SET TASK:
Print all entries precisely as they are written.

── INPUT

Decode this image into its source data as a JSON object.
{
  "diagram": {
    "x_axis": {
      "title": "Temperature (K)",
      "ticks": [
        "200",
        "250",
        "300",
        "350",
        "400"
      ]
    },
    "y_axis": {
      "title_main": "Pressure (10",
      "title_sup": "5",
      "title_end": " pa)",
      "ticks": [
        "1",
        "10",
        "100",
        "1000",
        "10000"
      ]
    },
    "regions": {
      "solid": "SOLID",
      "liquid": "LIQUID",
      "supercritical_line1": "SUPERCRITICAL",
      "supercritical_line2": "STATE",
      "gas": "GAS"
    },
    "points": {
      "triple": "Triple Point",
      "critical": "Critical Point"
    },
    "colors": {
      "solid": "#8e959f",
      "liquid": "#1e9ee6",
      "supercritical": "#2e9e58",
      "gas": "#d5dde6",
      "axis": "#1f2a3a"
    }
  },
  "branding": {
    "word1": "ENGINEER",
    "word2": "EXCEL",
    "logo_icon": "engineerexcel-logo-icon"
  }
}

────

TASK RESULT:
Decode this image into its source data as a JSON object.
{
  "diagram": {
    "x_axis": {
      "title": "Temperature (K)",
      "ticks": [
        "200",
        "250",
        "300",
        "350",
        "400"
      ]
    },
    "y_axis": {
      "title_main": "Pressure (10",
      "title_sup": "5",
      "title_end": " pa)",
      "ticks": [
        "1",
        "10",
        "100",
        "1000",
        "10000"
      ]
    },
    "regions": {
      "solid": "SOLID",
      "liquid": "LIQUID",
      "supercritical_line1": "SUPERCRITICAL",
      "supercritical_line2": "STATE",
      "gas": "GAS"
    },
    "points": {
      "triple": "Triple Point",
      "critical": "Critical Point"
    },
    "colors": {
      "solid": "#8e959f",
      "liquid": "#1e9ee6",
      "supercritical": "#2e9e58",
      "gas": "#d5dde6",
      "axis": "#1f2a3a"
    }
  },
  "branding": {
    "word1": "ENGINEER",
    "word2": "EXCEL",
    "logo_icon": "engineerexcel-logo-icon"
  }
}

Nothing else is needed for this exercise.